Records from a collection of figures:

Start

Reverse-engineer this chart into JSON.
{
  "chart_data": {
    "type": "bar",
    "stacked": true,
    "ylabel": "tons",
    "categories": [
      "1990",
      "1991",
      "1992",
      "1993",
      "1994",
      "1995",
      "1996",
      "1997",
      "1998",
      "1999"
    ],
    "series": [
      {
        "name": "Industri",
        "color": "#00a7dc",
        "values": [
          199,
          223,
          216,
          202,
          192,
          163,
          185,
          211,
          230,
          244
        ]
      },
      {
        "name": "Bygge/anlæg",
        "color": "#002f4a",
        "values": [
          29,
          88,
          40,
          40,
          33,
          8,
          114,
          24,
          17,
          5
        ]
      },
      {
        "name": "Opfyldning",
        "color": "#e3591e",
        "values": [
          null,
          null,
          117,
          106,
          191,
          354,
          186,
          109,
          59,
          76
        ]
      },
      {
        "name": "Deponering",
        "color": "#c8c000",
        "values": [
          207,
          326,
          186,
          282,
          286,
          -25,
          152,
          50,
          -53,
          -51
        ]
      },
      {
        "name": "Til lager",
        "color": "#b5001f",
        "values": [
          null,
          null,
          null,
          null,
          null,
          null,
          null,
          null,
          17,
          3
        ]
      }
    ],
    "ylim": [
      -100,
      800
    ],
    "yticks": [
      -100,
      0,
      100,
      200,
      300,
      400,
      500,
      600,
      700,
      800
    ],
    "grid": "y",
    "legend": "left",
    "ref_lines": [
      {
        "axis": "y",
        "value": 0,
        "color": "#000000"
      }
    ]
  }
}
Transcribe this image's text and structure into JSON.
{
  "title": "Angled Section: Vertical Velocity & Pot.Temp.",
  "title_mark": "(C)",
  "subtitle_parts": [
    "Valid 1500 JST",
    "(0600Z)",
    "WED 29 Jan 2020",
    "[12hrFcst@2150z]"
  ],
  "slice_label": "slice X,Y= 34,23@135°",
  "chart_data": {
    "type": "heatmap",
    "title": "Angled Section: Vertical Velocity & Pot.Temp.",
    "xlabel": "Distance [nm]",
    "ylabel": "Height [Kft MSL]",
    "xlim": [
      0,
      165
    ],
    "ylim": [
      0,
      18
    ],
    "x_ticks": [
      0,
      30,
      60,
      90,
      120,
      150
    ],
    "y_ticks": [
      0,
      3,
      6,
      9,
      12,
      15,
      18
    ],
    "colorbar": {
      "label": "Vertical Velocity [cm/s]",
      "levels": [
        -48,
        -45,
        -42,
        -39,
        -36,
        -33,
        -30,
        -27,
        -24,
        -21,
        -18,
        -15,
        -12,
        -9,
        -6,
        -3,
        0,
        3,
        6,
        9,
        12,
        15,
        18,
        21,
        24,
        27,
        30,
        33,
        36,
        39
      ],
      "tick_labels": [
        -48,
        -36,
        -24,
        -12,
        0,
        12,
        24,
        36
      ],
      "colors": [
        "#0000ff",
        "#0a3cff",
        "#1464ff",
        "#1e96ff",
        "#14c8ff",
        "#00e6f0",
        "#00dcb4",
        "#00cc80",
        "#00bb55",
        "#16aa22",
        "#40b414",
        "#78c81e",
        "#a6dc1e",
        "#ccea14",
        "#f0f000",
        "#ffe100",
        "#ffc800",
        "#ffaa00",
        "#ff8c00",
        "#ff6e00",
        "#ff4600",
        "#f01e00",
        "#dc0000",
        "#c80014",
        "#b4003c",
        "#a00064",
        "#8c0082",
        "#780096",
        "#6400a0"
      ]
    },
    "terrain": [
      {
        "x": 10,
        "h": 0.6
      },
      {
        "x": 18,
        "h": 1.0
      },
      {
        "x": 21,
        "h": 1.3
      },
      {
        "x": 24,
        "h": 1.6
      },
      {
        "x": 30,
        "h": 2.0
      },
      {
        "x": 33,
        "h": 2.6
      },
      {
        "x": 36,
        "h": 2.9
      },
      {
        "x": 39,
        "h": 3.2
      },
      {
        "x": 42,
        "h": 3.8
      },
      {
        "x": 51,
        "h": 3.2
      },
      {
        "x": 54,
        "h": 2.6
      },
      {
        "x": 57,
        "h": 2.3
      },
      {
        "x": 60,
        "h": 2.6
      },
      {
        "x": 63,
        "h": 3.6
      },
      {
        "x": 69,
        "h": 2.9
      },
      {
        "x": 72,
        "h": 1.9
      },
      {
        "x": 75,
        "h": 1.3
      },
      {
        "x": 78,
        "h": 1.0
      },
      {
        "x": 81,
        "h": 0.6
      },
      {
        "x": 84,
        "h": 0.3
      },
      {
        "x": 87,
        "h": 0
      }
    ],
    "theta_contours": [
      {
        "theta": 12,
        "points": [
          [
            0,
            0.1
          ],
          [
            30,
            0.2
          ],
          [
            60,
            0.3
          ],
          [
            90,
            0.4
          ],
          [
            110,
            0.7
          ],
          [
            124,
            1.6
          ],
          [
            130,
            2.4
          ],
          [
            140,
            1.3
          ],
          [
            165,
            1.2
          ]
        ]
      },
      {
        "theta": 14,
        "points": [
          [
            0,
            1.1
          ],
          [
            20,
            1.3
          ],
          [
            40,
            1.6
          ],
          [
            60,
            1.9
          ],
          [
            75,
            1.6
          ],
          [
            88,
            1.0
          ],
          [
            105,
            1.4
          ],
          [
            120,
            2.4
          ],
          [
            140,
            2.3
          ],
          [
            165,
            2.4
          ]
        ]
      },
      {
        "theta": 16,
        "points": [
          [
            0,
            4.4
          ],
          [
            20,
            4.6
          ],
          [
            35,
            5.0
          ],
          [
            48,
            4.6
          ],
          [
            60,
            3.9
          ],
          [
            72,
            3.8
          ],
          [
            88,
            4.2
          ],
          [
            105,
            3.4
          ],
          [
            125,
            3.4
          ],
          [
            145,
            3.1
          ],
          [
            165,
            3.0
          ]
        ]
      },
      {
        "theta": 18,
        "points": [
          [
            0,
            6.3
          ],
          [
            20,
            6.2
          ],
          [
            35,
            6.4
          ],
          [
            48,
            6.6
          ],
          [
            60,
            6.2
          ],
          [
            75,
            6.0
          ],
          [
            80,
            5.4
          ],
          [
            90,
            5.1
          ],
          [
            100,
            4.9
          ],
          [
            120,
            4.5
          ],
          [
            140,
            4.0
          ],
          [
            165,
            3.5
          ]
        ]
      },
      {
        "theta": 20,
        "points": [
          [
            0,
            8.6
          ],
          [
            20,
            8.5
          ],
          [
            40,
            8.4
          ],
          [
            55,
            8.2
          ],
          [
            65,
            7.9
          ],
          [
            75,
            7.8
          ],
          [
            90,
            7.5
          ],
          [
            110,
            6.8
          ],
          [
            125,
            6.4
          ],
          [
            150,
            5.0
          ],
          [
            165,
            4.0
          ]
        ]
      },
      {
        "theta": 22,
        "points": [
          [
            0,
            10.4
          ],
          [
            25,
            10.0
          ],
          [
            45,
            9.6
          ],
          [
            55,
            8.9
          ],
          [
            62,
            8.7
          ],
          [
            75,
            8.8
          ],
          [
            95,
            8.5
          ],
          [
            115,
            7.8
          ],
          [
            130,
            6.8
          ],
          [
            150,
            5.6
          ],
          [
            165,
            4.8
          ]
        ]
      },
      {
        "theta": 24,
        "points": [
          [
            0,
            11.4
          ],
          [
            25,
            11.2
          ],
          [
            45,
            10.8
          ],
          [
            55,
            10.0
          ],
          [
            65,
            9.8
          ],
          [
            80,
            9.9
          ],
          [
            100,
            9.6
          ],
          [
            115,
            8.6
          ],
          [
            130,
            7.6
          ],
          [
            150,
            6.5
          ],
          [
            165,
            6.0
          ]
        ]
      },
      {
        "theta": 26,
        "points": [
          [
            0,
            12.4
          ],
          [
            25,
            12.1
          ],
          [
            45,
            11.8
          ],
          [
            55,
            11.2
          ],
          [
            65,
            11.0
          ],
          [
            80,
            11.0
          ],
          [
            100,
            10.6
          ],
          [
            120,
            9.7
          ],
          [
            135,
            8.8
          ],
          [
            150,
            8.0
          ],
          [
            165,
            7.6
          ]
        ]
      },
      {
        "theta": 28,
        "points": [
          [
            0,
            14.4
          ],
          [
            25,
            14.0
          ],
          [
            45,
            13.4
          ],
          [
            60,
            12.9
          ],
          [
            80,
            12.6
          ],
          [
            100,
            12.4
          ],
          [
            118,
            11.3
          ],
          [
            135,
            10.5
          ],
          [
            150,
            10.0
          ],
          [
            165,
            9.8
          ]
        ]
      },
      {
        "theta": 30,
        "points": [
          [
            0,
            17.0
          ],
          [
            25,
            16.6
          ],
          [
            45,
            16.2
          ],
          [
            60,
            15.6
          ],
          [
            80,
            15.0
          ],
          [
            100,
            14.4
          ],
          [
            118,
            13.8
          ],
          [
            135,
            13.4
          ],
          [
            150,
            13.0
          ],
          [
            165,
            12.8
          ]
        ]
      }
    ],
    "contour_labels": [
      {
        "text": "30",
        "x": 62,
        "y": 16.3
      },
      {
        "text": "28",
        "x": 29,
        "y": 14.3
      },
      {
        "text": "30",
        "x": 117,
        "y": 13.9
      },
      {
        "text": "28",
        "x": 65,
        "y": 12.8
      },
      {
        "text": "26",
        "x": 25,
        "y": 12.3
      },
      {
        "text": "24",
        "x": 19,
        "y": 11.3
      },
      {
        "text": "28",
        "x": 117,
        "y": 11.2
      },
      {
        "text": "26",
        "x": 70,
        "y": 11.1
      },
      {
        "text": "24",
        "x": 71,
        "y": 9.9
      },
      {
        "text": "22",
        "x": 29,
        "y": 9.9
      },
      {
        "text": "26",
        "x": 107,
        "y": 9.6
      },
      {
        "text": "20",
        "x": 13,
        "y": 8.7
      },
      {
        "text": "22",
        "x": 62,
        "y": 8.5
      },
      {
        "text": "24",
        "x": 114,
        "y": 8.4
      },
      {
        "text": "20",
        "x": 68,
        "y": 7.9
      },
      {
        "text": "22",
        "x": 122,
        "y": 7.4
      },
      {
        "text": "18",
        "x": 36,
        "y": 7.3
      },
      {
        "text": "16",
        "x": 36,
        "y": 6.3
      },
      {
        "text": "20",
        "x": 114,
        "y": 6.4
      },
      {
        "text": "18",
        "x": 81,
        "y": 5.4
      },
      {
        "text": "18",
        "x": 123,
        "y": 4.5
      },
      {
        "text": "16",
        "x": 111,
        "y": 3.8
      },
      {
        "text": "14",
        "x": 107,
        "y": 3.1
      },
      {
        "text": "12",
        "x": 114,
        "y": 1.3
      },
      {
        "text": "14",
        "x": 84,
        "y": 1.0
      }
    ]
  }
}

End

- _Aim_
Copy each line of the listing that includes "Vertical".

- _Response to the exercise_
  "title": "Angled Section: Vertical Velocity & Pot.Temp.",
    "title": "Angled Section: Vertical Velocity & Pot.Temp.",
      "label": "Vertical Velocity [cm/s]",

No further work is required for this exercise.